[Dataset excerpt]
::::
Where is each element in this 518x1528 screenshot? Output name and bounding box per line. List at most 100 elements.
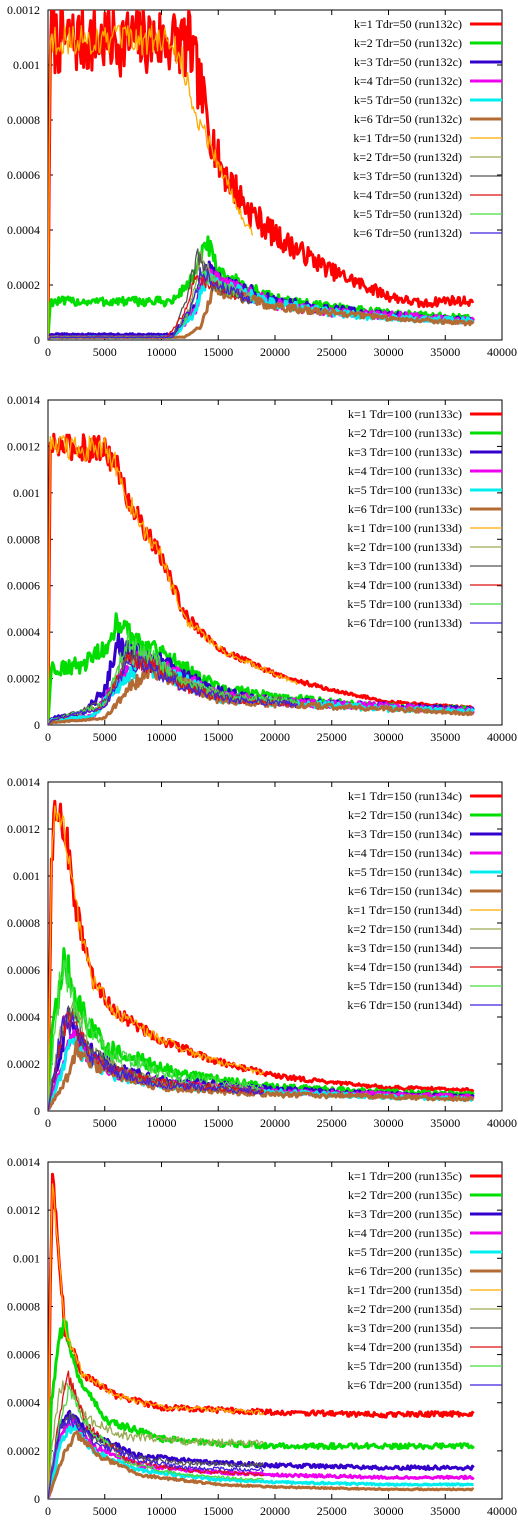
x-tick-label: 15000 [203, 1504, 233, 1518]
legend-label: k=6 Tdr=150 (run134d) [347, 998, 462, 1012]
legend-label: k=2 Tdr=150 (run134c) [348, 808, 462, 822]
legend-label: k=4 Tdr=200 (run135c) [348, 1226, 462, 1240]
legend-label: k=6 Tdr=50 (run132c) [354, 112, 462, 126]
x-tick-label: 40000 [487, 1504, 517, 1518]
y-tick-label: 0.0002 [7, 672, 40, 686]
x-tick-label: 35000 [430, 1116, 460, 1130]
legend-label: k=3 Tdr=50 (run132d) [353, 169, 462, 183]
x-tick-label: 10000 [147, 730, 177, 744]
x-tick-label: 20000 [260, 345, 290, 359]
series-line [48, 805, 265, 1111]
series-line [48, 435, 299, 725]
series-line [48, 1415, 265, 1499]
series-layer [48, 432, 475, 725]
x-tick-label: 30000 [374, 730, 404, 744]
legend-label: k=4 Tdr=100 (run133c) [348, 464, 462, 478]
series-line [48, 10, 474, 340]
series-line [48, 1013, 265, 1111]
legend-label: k=1 Tdr=150 (run134d) [347, 903, 462, 917]
y-tick-label: 0.0012 [7, 822, 40, 836]
legend-label: k=3 Tdr=100 (run133d) [347, 559, 462, 573]
y-tick-label: 0.0014 [7, 393, 40, 407]
legend-label: k=1 Tdr=100 (run133c) [348, 407, 462, 421]
series-line [48, 959, 265, 1111]
y-tick-label: 0.0012 [7, 3, 40, 17]
x-tick-label: 0 [45, 345, 51, 359]
chart-panel-tdr100: 0 5000 10000 15000 20000 25000 30000 35000 40000… [7, 393, 517, 744]
x-tick-label: 40000 [487, 730, 517, 744]
legend-label: k=3 Tdr=200 (run135d) [347, 1321, 462, 1335]
legend-label: k=3 Tdr=200 (run135c) [348, 1207, 462, 1221]
legend-label: k=5 Tdr=100 (run133d) [347, 597, 462, 611]
y-tick-label: 0.0014 [7, 1155, 40, 1169]
x-tick-label: 5000 [93, 1504, 117, 1518]
legend-label: k=3 Tdr=100 (run133c) [348, 445, 462, 459]
legend-label: k=5 Tdr=50 (run132d) [353, 207, 462, 221]
x-tick-label: 20000 [260, 1504, 290, 1518]
chart-panel-tdr50: 0 5000 10000 15000 20000 25000 30000 35000 40000… [7, 3, 517, 359]
y-tick-label: 0.0004 [7, 223, 40, 237]
legend-label: k=1 Tdr=50 (run132c) [354, 17, 462, 31]
legend-label: k=6 Tdr=100 (run133c) [348, 502, 462, 516]
y-tick-label: 0.0006 [7, 963, 40, 977]
y-tick-label: 0.0004 [7, 625, 40, 639]
y-tick-label: 0 [34, 1104, 40, 1118]
series-line [48, 1370, 264, 1499]
legend-label: k=1 Tdr=100 (run133d) [347, 521, 462, 535]
x-tick-label: 10000 [147, 345, 177, 359]
x-tick-label: 15000 [203, 1116, 233, 1130]
y-tick-label: 0.0004 [7, 1396, 40, 1410]
series-line [48, 24, 253, 340]
y-tick-label: 0.0006 [7, 168, 40, 182]
series-line [48, 1385, 264, 1499]
series-layer [48, 1172, 475, 1499]
y-tick-label: 0.0008 [7, 532, 40, 546]
legend-label: k=3 Tdr=150 (run134d) [347, 941, 462, 955]
series-line [48, 432, 475, 725]
x-tick-label: 30000 [374, 1504, 404, 1518]
series-layer [48, 799, 475, 1111]
x-tick-label: 5000 [93, 730, 117, 744]
legend-label: k=2 Tdr=100 (run133c) [348, 426, 462, 440]
y-tick-label: 0 [34, 718, 40, 732]
legend-label: k=2 Tdr=100 (run133d) [347, 540, 462, 554]
x-tick-label: 25000 [317, 345, 347, 359]
legend-label: k=5 Tdr=100 (run133c) [348, 483, 462, 497]
x-tick-label: 0 [45, 1504, 51, 1518]
y-tick-label: 0.0004 [7, 1010, 40, 1024]
series-line [48, 248, 253, 340]
legend-label: k=1 Tdr=200 (run135d) [347, 1283, 462, 1297]
legend-label: k=4 Tdr=150 (run134c) [348, 846, 462, 860]
legend-label: k=6 Tdr=100 (run133d) [347, 616, 462, 630]
legend-label: k=6 Tdr=200 (run135c) [348, 1264, 462, 1278]
legend-label: k=4 Tdr=150 (run134d) [347, 960, 462, 974]
x-tick-label: 5000 [93, 1116, 117, 1130]
legend-label: k=5 Tdr=50 (run132c) [354, 93, 462, 107]
legend-label: k=2 Tdr=50 (run132c) [354, 36, 462, 50]
chart-panel-tdr200: 0 5000 10000 15000 20000 25000 30000 35000 40000… [7, 1155, 517, 1518]
y-tick-label: 0.0012 [7, 439, 40, 453]
x-tick-label: 10000 [147, 1116, 177, 1130]
y-tick-label: 0.001 [13, 486, 40, 500]
y-tick-label: 0.001 [13, 58, 40, 72]
x-tick-label: 40000 [487, 1116, 517, 1130]
x-tick-label: 15000 [203, 345, 233, 359]
legend-label: k=2 Tdr=150 (run134d) [347, 922, 462, 936]
y-tick-label: 0 [34, 1492, 40, 1506]
legend-label: k=1 Tdr=50 (run132d) [353, 131, 462, 145]
series-line [48, 1005, 265, 1111]
legend-label: k=2 Tdr=50 (run132d) [353, 150, 462, 164]
x-tick-label: 0 [45, 1116, 51, 1130]
y-tick-label: 0.0002 [7, 1444, 40, 1458]
legend-label: k=4 Tdr=50 (run132c) [354, 74, 462, 88]
series-line [48, 270, 253, 340]
x-tick-label: 15000 [203, 730, 233, 744]
series-line [48, 799, 475, 1111]
legend-label: k=5 Tdr=150 (run134c) [348, 865, 462, 879]
legend-label: k=4 Tdr=100 (run133d) [347, 578, 462, 592]
x-tick-label: 25000 [317, 1116, 347, 1130]
x-tick-label: 30000 [374, 345, 404, 359]
legend-label: k=5 Tdr=200 (run135d) [347, 1359, 462, 1373]
series-layer [48, 10, 475, 340]
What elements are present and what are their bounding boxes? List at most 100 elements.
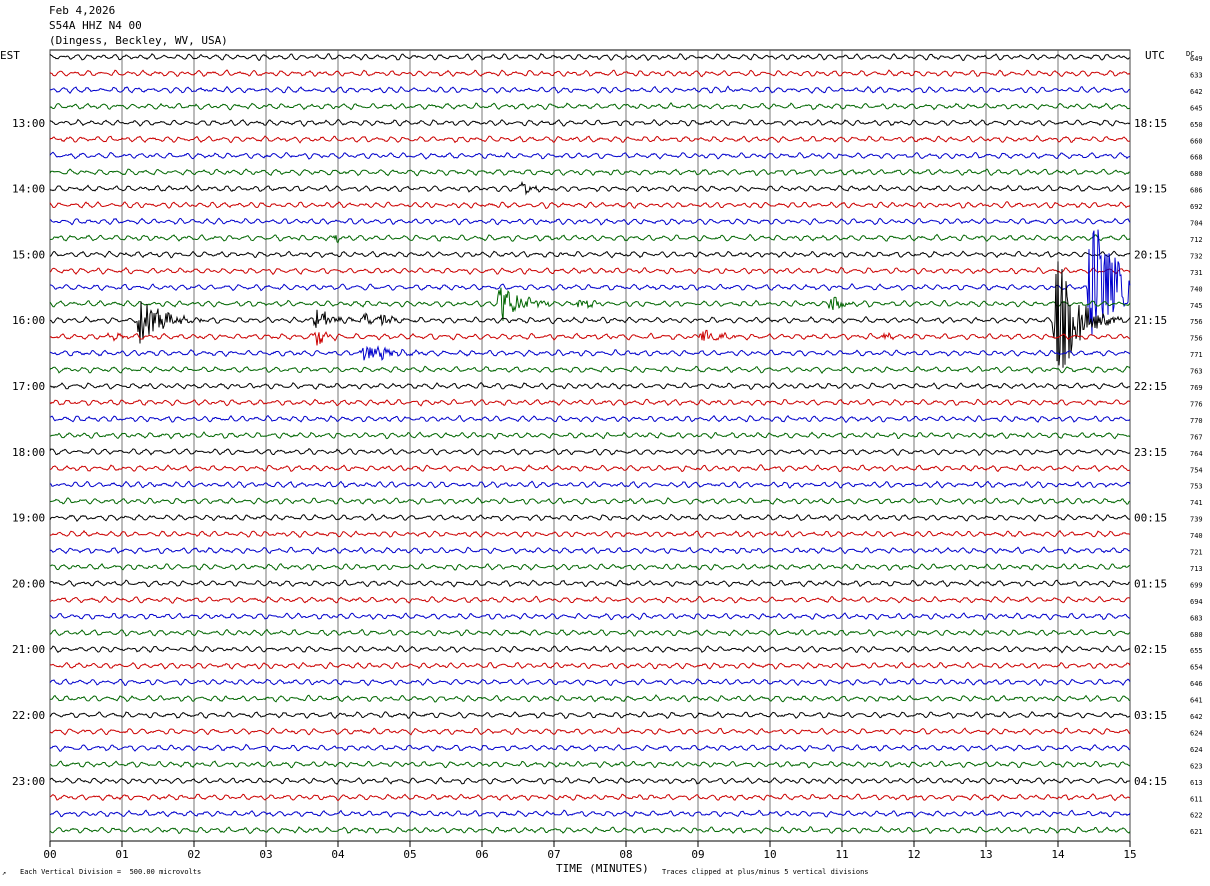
- seismic-trace-row: [49, 678, 1131, 687]
- dc-offset-label: 642: [1190, 88, 1203, 96]
- seismic-trace-row: [49, 118, 1131, 128]
- dc-offset-label: 686: [1190, 187, 1203, 195]
- seismic-trace-row: [49, 497, 1131, 505]
- x-tick-label: 02: [187, 848, 200, 861]
- dc-offset-label: 763: [1190, 368, 1203, 376]
- seismic-trace-row: [49, 266, 1131, 276]
- est-hour-label: 22:00: [12, 709, 45, 722]
- seismic-trace-row: [49, 546, 1131, 555]
- utc-hour-label: 23:15: [1134, 446, 1167, 459]
- dc-offset-label: 624: [1190, 729, 1203, 737]
- dc-offset-label: 756: [1190, 318, 1203, 326]
- dc-offset-label: 694: [1190, 598, 1203, 606]
- seismic-trace-row: [50, 261, 1131, 368]
- dc-offset-label: 683: [1190, 614, 1203, 622]
- est-hour-label: 14:00: [12, 183, 45, 196]
- station-location: (Dingess, Beckley, WV, USA): [49, 34, 228, 47]
- seismic-trace-row: [49, 69, 1131, 78]
- dc-offset-label: 764: [1190, 450, 1203, 458]
- seismic-trace-row: [49, 694, 1131, 703]
- dc-offset-label: 713: [1190, 565, 1203, 573]
- seismic-trace-row: [49, 168, 1130, 177]
- plot-frame: [49, 49, 1131, 842]
- est-hour-label: 13:00: [12, 117, 45, 130]
- scale-icon: ↗: [2, 869, 7, 877]
- dc-offset-label: 633: [1190, 71, 1203, 79]
- est-hour-label: 23:00: [12, 775, 45, 788]
- seismic-trace-row: [49, 448, 1131, 456]
- dc-offset-label: 624: [1190, 746, 1203, 754]
- seismic-trace-row: [49, 645, 1131, 654]
- seismic-trace-row: [49, 287, 1131, 321]
- x-tick-label: 09: [691, 848, 704, 861]
- x-tick-label: 13: [979, 848, 992, 861]
- seismic-trace-row: [49, 612, 1131, 621]
- dc-offset-label: 740: [1190, 532, 1203, 540]
- dc-offset-label: 680: [1190, 631, 1203, 639]
- x-tick-label: 15: [1123, 848, 1136, 861]
- dc-offset-label: 623: [1190, 762, 1203, 770]
- vertical-scale-note: Each Vertical Division = 500.00 microvol…: [20, 868, 202, 876]
- dc-offset-label: 650: [1190, 121, 1203, 129]
- seismic-trace-row: [49, 329, 1131, 346]
- dc-offset-label: 754: [1190, 466, 1203, 474]
- seismic-trace-row: [49, 365, 1131, 374]
- x-tick-label: 04: [331, 848, 345, 861]
- est-hour-label: 18:00: [12, 446, 45, 459]
- x-tick-label: 01: [115, 848, 128, 861]
- seismic-trace-row: [49, 52, 1131, 62]
- dc-offset-label: 646: [1190, 680, 1203, 688]
- seismic-trace-row: [49, 628, 1131, 637]
- seismic-trace-row: [49, 85, 1131, 95]
- seismic-trace-row: [49, 776, 1131, 785]
- seismic-trace-row: [49, 563, 1131, 571]
- dc-offset-label: 753: [1190, 483, 1203, 491]
- x-tick-label: 05: [403, 848, 416, 861]
- dc-offset-label: 692: [1190, 203, 1203, 211]
- seismic-trace-row: [49, 809, 1131, 818]
- x-tick-label: 10: [763, 848, 776, 861]
- x-tick-label: 06: [475, 848, 488, 861]
- dc-offset-label: 767: [1190, 433, 1203, 441]
- utc-hour-label: 21:15: [1134, 314, 1167, 327]
- est-hour-label: 19:00: [12, 512, 45, 525]
- utc-hour-label: 22:15: [1134, 380, 1167, 393]
- seismic-trace-row: [49, 480, 1131, 489]
- dc-offset-label: 611: [1190, 795, 1203, 803]
- seismic-trace-row: [49, 180, 1131, 196]
- seismic-trace-row: [49, 595, 1131, 604]
- utc-hour-label: 19:15: [1134, 183, 1167, 196]
- seismic-trace-row: [50, 229, 1131, 335]
- seismic-trace-row: [49, 529, 1131, 538]
- est-hour-label: 15:00: [12, 248, 45, 261]
- seismic-trace-row: [49, 398, 1131, 407]
- dc-offset-label: 740: [1190, 285, 1203, 293]
- seismic-trace-row: [49, 579, 1131, 588]
- est-hour-label: 20:00: [12, 577, 45, 590]
- dc-offset-label: 655: [1190, 647, 1203, 655]
- seismic-trace-row: [49, 217, 1131, 226]
- x-tick-label: 14: [1051, 848, 1065, 861]
- seismic-trace-row: [49, 711, 1131, 720]
- x-tick-label: 00: [43, 848, 56, 861]
- dc-offset-label: 668: [1190, 154, 1203, 162]
- dc-offset-label: 741: [1190, 499, 1203, 507]
- dc-column-label: DC: [1186, 50, 1195, 58]
- dc-offset-label: 680: [1190, 170, 1203, 178]
- dc-offset-label: 732: [1190, 252, 1203, 260]
- dc-offset-label: 770: [1190, 417, 1203, 425]
- dc-offset-label: 712: [1190, 236, 1203, 244]
- utc-axis-label: UTC: [1145, 49, 1165, 62]
- dc-offset-label: 699: [1190, 581, 1203, 589]
- x-tick-label: 12: [907, 848, 920, 861]
- clip-note: Traces clipped at plus/minus 5 vertical …: [662, 868, 869, 876]
- dc-offset-label: 721: [1190, 549, 1203, 557]
- utc-hour-label: 01:15: [1134, 577, 1167, 590]
- dc-offset-label: 776: [1190, 400, 1203, 408]
- dc-offset-label: 649: [1190, 55, 1203, 63]
- utc-hour-label: 00:15: [1134, 512, 1167, 525]
- dc-offset-label: 756: [1190, 335, 1203, 343]
- est-hour-label: 17:00: [12, 380, 45, 393]
- dc-offset-label: 745: [1190, 302, 1203, 310]
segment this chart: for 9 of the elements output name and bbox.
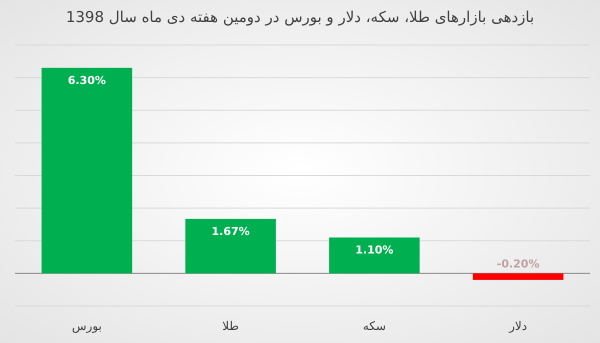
x-tick-label: دلار (508, 319, 528, 333)
data-label: 6.30% (68, 74, 106, 87)
data-label: 1.10% (355, 243, 394, 256)
x-tick-label: سکه (362, 319, 386, 333)
data-label: 1.67% (212, 224, 250, 238)
data-label: -0.20% (496, 257, 540, 270)
chart-title: بازدهی بازارهای طلا، سکه، دلار و بورس در دومین هفته دی ماه سال 1398 (66, 8, 534, 26)
x-tick-label: طلا (222, 319, 239, 333)
x-tick-label: بورس (72, 319, 102, 333)
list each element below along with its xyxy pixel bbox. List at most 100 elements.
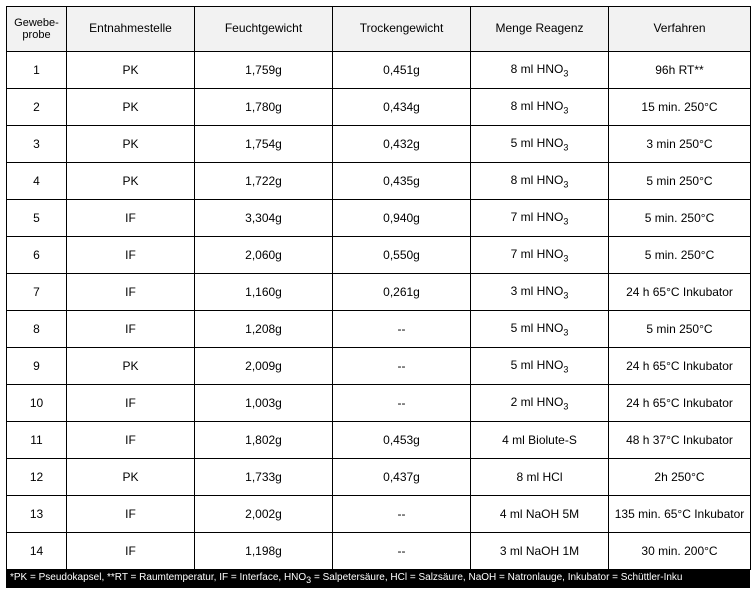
cell-reagent: 4 ml NaOH 5M [471, 496, 609, 533]
cell-dry: 0,453g [333, 422, 471, 459]
cell-wet: 1,802g [195, 422, 333, 459]
cell-site: IF [67, 422, 195, 459]
cell-wet: 2,060g [195, 237, 333, 274]
cell-reagent: 7 ml HNO3 [471, 237, 609, 274]
cell-site: PK [67, 163, 195, 200]
cell-dry: -- [333, 348, 471, 385]
table-row: 5IF3,304g0,940g7 ml HNO35 min. 250°C [7, 200, 751, 237]
cell-proc: 5 min. 250°C [609, 200, 751, 237]
col-header-verfahren: Verfahren [609, 7, 751, 52]
col-header-gewebeprobe: Gewebe-probe [7, 7, 67, 52]
cell-proc: 48 h 37°C Inkubator [609, 422, 751, 459]
table-row: 7IF1,160g0,261g3 ml HNO324 h 65°C Inkuba… [7, 274, 751, 311]
table-row: 3PK1,754g0,432g5 ml HNO33 min 250°C [7, 126, 751, 163]
table-row: 1PK1,759g0,451g8 ml HNO396h RT** [7, 52, 751, 89]
cell-wet: 2,002g [195, 496, 333, 533]
cell-wet: 1,733g [195, 459, 333, 496]
cell-proc: 24 h 65°C Inkubator [609, 274, 751, 311]
cell-proc: 24 h 65°C Inkubator [609, 385, 751, 422]
cell-dry: 0,940g [333, 200, 471, 237]
cell-wet: 1,003g [195, 385, 333, 422]
cell-wet: 1,759g [195, 52, 333, 89]
cell-reagent: 8 ml HNO3 [471, 52, 609, 89]
col-header-feuchtgewicht: Feuchtgewicht [195, 7, 333, 52]
col-header-trockengewicht: Trockengewicht [333, 7, 471, 52]
cell-proc: 15 min. 250°C [609, 89, 751, 126]
cell-site: PK [67, 52, 195, 89]
cell-wet: 1,754g [195, 126, 333, 163]
cell-site: PK [67, 126, 195, 163]
col-header-entnahmestelle: Entnahmestelle [67, 7, 195, 52]
cell-wet: 1,160g [195, 274, 333, 311]
cell-reagent: 8 ml HNO3 [471, 163, 609, 200]
table-row: 13IF2,002g--4 ml NaOH 5M135 min. 65°C In… [7, 496, 751, 533]
cell-dry: 0,434g [333, 89, 471, 126]
cell-site: IF [67, 237, 195, 274]
cell-n: 5 [7, 200, 67, 237]
cell-site: PK [67, 459, 195, 496]
table-row: 2PK1,780g0,434g8 ml HNO315 min. 250°C [7, 89, 751, 126]
cell-proc: 3 min 250°C [609, 126, 751, 163]
cell-reagent: 7 ml HNO3 [471, 200, 609, 237]
table-row: 8IF1,208g--5 ml HNO35 min 250°C [7, 311, 751, 348]
cell-site: IF [67, 496, 195, 533]
table-footnote: *PK = Pseudokapsel, **RT = Raumtemperatu… [6, 570, 750, 588]
table-row: 14IF1,198g--3 ml NaOH 1M30 min. 200°C [7, 533, 751, 570]
col-header-menge-reagenz: Menge Reagenz [471, 7, 609, 52]
table-body: 1PK1,759g0,451g8 ml HNO396h RT**2PK1,780… [7, 52, 751, 570]
table-row: 11IF1,802g0,453g4 ml Biolute-S48 h 37°C … [7, 422, 751, 459]
cell-n: 11 [7, 422, 67, 459]
cell-proc: 5 min 250°C [609, 311, 751, 348]
cell-n: 6 [7, 237, 67, 274]
cell-dry: 0,261g [333, 274, 471, 311]
cell-reagent: 4 ml Biolute-S [471, 422, 609, 459]
cell-site: IF [67, 385, 195, 422]
table-row: 4PK1,722g0,435g8 ml HNO35 min 250°C [7, 163, 751, 200]
table-row: 6IF2,060g0,550g7 ml HNO35 min. 250°C [7, 237, 751, 274]
cell-proc: 24 h 65°C Inkubator [609, 348, 751, 385]
cell-dry: -- [333, 311, 471, 348]
cell-dry: -- [333, 385, 471, 422]
cell-n: 4 [7, 163, 67, 200]
cell-dry: 0,550g [333, 237, 471, 274]
cell-site: IF [67, 274, 195, 311]
cell-dry: 0,437g [333, 459, 471, 496]
cell-dry: 0,432g [333, 126, 471, 163]
cell-reagent: 5 ml HNO3 [471, 348, 609, 385]
cell-dry: -- [333, 533, 471, 570]
table-header: Gewebe-probe Entnahmestelle Feuchtgewich… [7, 7, 751, 52]
cell-reagent: 8 ml HNO3 [471, 89, 609, 126]
cell-reagent: 3 ml HNO3 [471, 274, 609, 311]
cell-n: 1 [7, 52, 67, 89]
table-row: 10IF1,003g--2 ml HNO324 h 65°C Inkubator [7, 385, 751, 422]
cell-n: 7 [7, 274, 67, 311]
cell-site: IF [67, 311, 195, 348]
cell-wet: 3,304g [195, 200, 333, 237]
cell-site: IF [67, 533, 195, 570]
cell-site: PK [67, 348, 195, 385]
cell-proc: 30 min. 200°C [609, 533, 751, 570]
cell-reagent: 5 ml HNO3 [471, 311, 609, 348]
cell-n: 3 [7, 126, 67, 163]
cell-wet: 1,198g [195, 533, 333, 570]
cell-site: IF [67, 200, 195, 237]
cell-n: 2 [7, 89, 67, 126]
cell-reagent: 2 ml HNO3 [471, 385, 609, 422]
cell-n: 8 [7, 311, 67, 348]
cell-reagent: 8 ml HCl [471, 459, 609, 496]
cell-dry: 0,435g [333, 163, 471, 200]
cell-n: 10 [7, 385, 67, 422]
cell-proc: 96h RT** [609, 52, 751, 89]
cell-site: PK [67, 89, 195, 126]
cell-reagent: 3 ml NaOH 1M [471, 533, 609, 570]
cell-proc: 5 min. 250°C [609, 237, 751, 274]
cell-n: 14 [7, 533, 67, 570]
cell-n: 9 [7, 348, 67, 385]
cell-dry: 0,451g [333, 52, 471, 89]
cell-wet: 1,208g [195, 311, 333, 348]
cell-n: 12 [7, 459, 67, 496]
cell-wet: 1,780g [195, 89, 333, 126]
cell-dry: -- [333, 496, 471, 533]
cell-proc: 2h 250°C [609, 459, 751, 496]
cell-proc: 5 min 250°C [609, 163, 751, 200]
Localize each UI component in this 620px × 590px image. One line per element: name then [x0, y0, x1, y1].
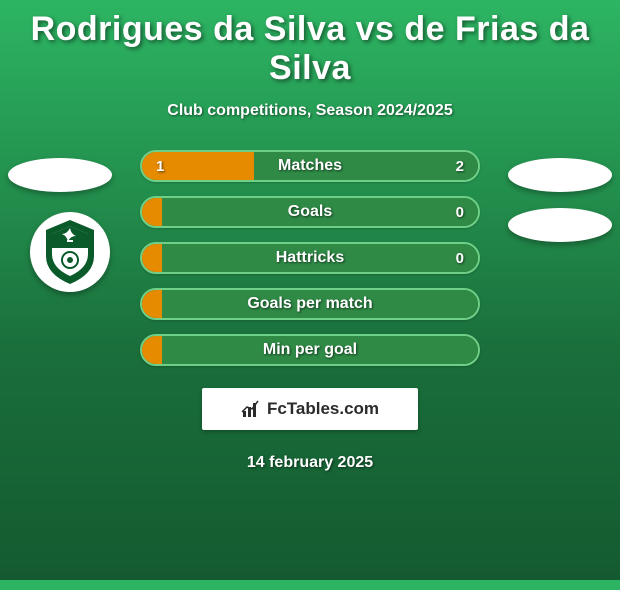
::::
From the line with "x-tick-label: دلار (508, 319, 528, 333)" to the line with "data-label: -0.20% (496, 257, 540, 270)", change "data-label" to "value-label" and write those lines out again with nothing else altered.

x-tick-label: دلار (508, 319, 528, 333)
value-label: 6.30% (68, 74, 106, 87)
value-label: 1.10% (355, 243, 394, 256)
x-tick-label: سکه (362, 319, 386, 333)
value-label: 1.67% (212, 224, 250, 238)
value-label: -0.20% (496, 257, 540, 270)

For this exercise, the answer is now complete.